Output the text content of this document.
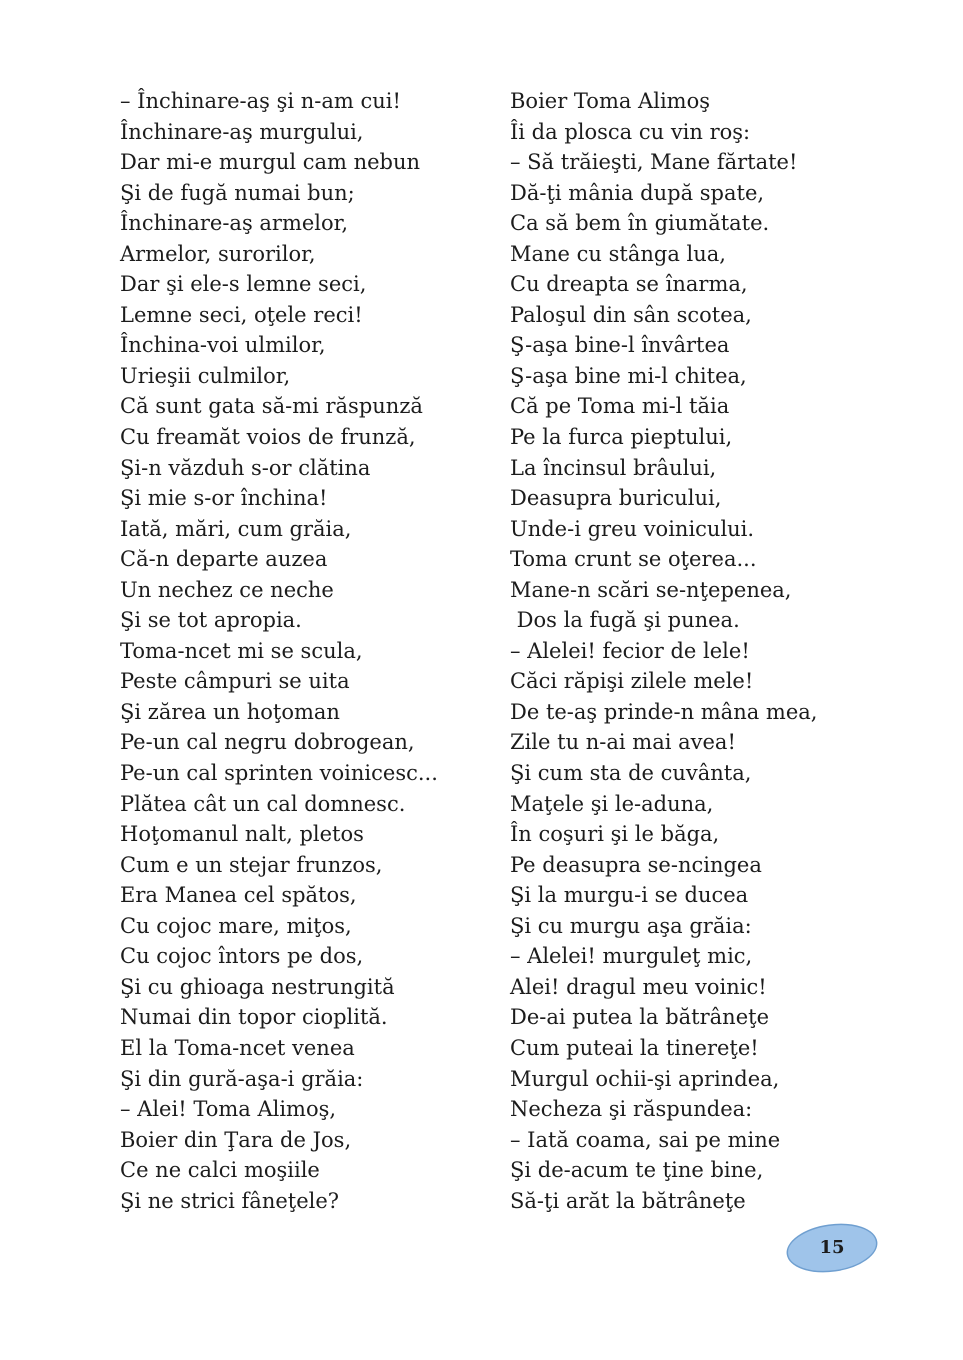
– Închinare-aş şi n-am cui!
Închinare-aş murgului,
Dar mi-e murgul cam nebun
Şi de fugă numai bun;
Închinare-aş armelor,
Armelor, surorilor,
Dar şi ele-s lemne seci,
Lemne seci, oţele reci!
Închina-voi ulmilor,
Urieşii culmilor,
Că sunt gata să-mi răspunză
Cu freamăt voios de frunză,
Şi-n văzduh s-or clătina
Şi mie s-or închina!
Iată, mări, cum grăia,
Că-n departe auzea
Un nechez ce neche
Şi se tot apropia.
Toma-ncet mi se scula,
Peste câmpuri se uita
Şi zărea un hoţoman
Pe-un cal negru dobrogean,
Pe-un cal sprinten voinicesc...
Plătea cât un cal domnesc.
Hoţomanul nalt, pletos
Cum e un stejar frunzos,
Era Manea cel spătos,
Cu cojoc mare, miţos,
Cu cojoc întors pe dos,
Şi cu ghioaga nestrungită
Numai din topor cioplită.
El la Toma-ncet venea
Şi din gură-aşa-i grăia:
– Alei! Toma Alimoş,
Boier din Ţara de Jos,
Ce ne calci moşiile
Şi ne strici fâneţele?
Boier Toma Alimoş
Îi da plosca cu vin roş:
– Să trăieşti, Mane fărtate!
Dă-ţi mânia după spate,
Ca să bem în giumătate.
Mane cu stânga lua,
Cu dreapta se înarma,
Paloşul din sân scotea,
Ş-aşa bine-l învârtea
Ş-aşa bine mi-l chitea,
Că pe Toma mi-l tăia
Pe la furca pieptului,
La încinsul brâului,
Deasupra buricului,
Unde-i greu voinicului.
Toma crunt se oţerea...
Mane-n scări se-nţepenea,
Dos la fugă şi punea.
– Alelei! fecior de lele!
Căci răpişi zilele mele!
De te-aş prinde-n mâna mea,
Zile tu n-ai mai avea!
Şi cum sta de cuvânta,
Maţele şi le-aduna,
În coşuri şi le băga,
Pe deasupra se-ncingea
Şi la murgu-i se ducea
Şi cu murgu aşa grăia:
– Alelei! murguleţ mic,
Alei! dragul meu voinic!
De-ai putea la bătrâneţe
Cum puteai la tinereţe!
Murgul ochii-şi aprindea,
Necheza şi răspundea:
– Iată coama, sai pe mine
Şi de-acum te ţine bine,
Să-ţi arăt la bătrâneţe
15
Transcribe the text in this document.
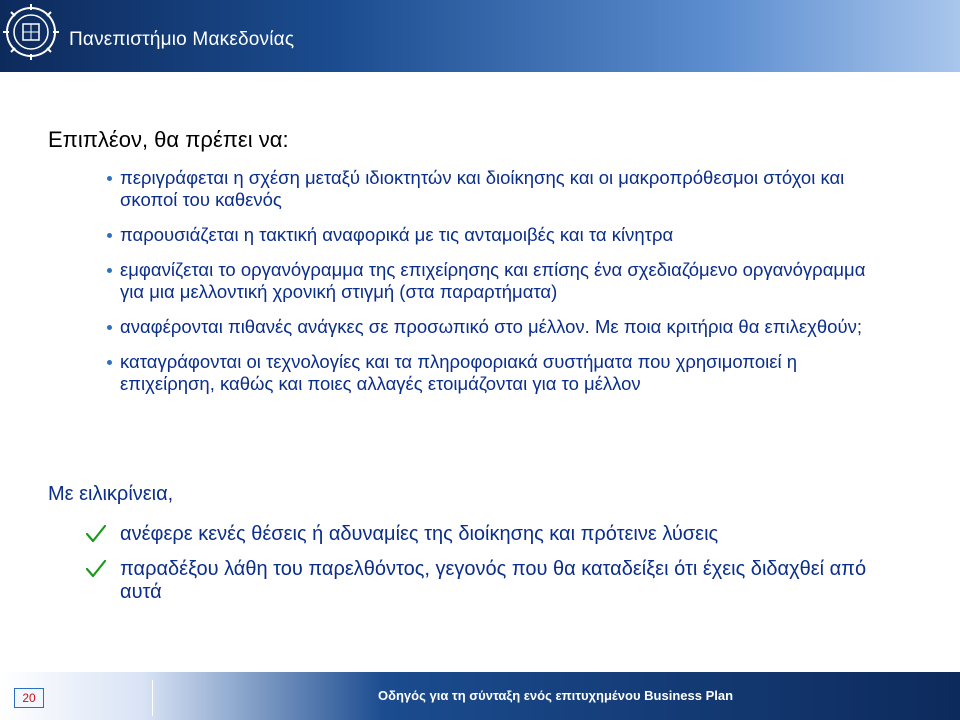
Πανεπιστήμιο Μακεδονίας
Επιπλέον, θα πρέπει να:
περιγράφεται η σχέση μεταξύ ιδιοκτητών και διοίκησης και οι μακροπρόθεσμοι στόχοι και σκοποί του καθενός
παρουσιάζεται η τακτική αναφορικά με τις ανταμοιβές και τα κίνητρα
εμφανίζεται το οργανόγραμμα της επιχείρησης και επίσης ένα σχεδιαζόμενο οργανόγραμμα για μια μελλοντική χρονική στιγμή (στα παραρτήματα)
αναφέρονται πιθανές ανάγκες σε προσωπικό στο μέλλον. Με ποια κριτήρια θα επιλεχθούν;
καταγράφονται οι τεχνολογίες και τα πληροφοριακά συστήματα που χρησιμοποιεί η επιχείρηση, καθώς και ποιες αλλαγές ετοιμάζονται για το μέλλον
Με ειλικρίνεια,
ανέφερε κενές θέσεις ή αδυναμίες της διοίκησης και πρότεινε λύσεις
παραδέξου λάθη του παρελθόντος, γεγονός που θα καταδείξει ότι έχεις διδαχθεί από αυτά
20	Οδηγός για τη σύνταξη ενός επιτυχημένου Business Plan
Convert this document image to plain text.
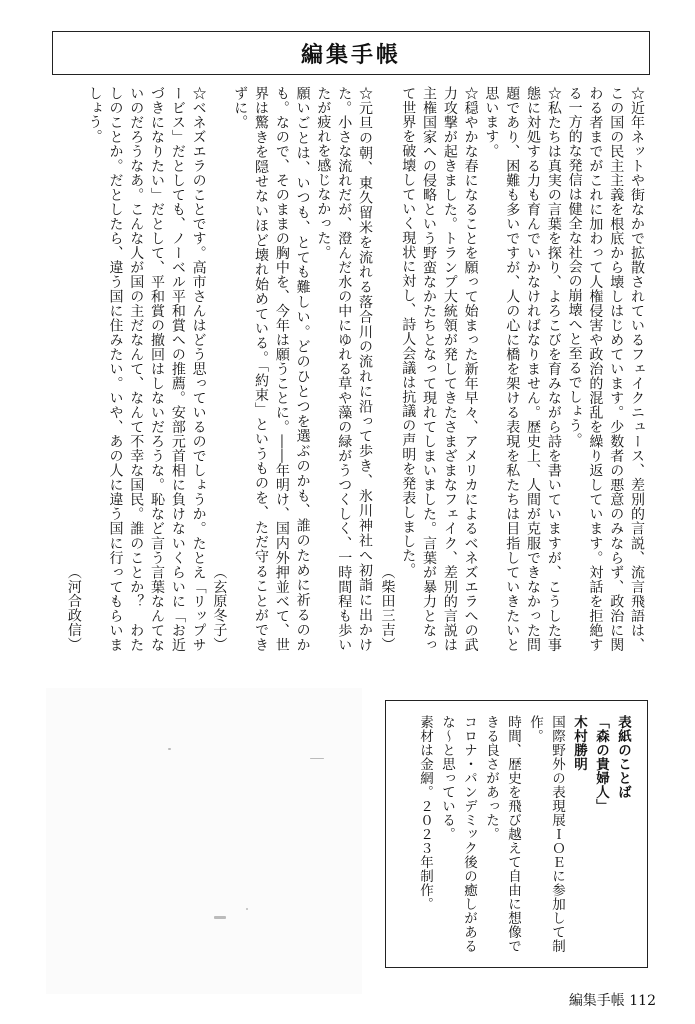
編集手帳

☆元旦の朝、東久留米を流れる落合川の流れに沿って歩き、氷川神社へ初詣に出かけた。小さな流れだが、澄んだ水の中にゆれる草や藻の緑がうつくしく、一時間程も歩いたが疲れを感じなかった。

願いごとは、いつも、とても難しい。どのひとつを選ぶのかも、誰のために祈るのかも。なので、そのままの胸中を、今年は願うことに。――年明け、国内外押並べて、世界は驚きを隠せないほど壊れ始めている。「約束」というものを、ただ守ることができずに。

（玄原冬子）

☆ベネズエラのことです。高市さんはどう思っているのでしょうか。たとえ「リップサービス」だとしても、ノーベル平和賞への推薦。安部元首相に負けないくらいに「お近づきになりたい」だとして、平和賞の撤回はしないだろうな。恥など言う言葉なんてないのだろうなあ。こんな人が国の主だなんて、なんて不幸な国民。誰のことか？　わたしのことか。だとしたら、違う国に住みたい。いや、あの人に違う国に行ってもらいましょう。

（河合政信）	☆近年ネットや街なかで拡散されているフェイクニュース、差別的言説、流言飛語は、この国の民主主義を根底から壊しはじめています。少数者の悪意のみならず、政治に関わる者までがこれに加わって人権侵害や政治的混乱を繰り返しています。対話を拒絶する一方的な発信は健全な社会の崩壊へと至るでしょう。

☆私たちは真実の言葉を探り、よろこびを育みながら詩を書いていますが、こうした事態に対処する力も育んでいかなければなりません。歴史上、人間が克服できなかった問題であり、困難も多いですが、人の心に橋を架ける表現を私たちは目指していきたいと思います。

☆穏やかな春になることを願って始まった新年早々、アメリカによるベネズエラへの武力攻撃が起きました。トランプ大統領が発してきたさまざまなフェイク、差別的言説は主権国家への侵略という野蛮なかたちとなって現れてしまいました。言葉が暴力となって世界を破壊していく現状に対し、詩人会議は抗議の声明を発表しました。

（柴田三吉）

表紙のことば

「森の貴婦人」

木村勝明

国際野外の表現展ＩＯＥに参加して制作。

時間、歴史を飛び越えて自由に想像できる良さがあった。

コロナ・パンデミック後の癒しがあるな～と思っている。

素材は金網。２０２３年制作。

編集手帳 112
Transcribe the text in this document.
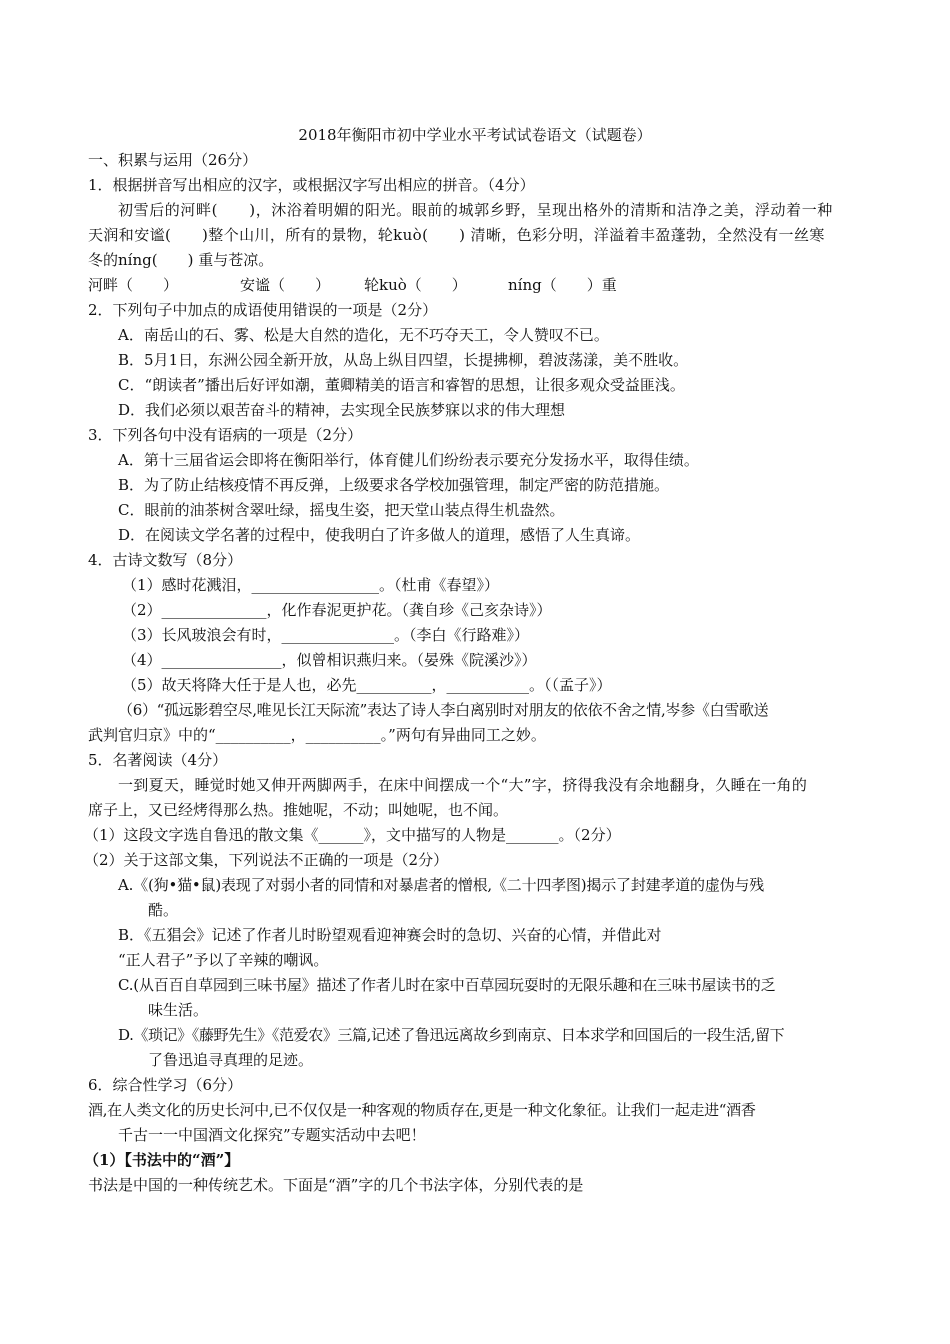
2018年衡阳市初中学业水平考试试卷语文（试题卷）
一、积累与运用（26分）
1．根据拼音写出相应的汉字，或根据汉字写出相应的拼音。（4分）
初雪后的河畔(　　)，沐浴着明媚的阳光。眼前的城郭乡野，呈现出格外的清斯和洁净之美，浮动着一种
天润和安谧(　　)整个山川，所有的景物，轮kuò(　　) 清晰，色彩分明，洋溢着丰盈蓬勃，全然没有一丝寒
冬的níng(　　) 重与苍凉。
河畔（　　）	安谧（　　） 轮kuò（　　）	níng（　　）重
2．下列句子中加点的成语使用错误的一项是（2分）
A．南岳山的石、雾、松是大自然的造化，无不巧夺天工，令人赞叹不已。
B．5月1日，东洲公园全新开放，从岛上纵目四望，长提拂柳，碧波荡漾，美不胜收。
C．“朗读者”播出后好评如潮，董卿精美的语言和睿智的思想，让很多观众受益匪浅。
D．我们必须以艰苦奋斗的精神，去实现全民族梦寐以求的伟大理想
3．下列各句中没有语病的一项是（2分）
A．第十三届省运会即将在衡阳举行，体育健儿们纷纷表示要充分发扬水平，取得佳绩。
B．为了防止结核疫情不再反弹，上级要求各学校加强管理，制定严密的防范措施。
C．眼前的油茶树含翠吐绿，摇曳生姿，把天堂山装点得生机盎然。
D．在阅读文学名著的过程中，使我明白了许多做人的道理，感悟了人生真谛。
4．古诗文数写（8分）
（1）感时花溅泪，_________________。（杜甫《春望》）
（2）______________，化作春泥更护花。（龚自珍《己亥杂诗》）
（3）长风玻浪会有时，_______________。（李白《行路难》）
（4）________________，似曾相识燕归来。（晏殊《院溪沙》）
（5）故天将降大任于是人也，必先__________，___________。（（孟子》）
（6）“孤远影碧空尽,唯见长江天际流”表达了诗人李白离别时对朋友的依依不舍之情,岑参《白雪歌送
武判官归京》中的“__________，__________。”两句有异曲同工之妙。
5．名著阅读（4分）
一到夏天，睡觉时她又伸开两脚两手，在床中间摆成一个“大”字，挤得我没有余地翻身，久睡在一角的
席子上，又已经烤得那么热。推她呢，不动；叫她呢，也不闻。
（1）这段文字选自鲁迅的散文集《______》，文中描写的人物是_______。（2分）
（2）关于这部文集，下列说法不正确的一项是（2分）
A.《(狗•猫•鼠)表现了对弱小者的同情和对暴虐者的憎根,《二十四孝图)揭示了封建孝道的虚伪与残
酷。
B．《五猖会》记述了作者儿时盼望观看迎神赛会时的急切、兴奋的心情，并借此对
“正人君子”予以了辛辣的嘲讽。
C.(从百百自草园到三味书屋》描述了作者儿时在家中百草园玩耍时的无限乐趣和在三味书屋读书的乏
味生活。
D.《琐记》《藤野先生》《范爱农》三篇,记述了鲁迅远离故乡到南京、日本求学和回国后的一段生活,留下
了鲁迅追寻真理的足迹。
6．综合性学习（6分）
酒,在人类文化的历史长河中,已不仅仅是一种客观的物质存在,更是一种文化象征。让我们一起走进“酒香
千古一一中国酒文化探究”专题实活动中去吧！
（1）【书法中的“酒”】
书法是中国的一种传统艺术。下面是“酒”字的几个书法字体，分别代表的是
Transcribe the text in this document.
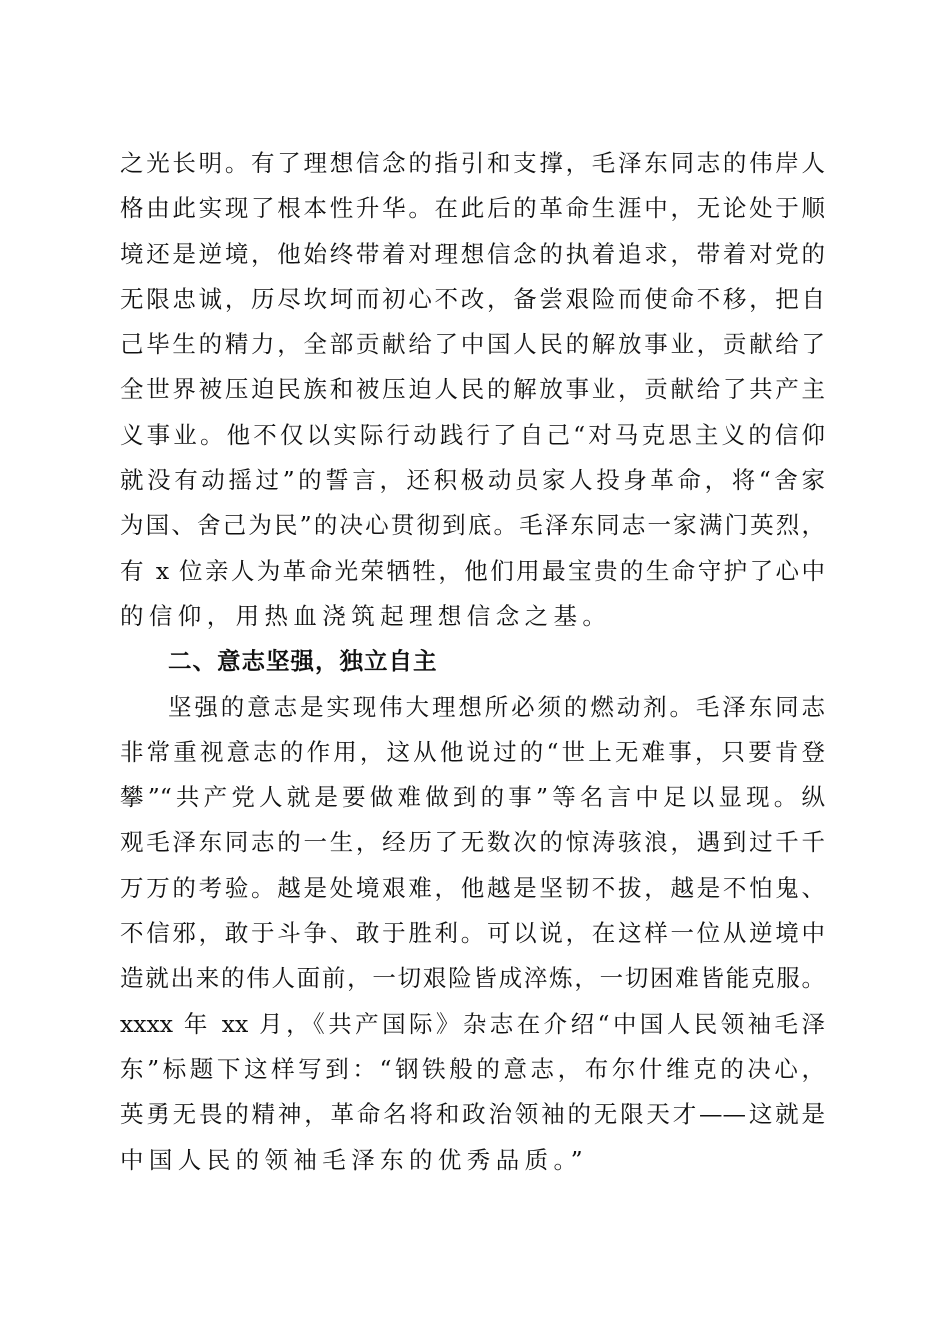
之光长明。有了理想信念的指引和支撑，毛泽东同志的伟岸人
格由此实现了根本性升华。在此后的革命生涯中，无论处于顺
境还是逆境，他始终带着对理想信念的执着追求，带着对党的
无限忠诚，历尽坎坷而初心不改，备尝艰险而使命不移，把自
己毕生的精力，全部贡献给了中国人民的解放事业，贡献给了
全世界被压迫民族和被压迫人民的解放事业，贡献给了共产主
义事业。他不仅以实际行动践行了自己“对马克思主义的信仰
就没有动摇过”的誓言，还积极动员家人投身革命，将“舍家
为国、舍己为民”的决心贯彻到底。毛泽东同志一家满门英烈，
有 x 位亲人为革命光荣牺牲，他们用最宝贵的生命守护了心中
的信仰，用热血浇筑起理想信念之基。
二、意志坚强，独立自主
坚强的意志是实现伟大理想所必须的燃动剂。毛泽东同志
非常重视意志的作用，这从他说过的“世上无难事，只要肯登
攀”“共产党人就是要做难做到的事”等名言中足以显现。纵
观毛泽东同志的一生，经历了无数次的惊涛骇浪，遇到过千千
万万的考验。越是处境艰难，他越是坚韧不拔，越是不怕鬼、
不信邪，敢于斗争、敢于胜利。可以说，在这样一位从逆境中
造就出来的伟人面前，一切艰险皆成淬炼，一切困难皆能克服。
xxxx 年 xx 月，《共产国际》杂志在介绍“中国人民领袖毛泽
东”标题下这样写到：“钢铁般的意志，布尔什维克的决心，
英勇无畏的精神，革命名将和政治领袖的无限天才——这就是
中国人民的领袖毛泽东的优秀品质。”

◆ ◆ ◆ ◆ ◆ ◆ ◆

EXERCISE PROMPT >> From the data, pick out every line that includes "cojoc".

CORRECT RESULT >>
Cu cojoc mare, miţos,
Cu cojoc întors pe dos,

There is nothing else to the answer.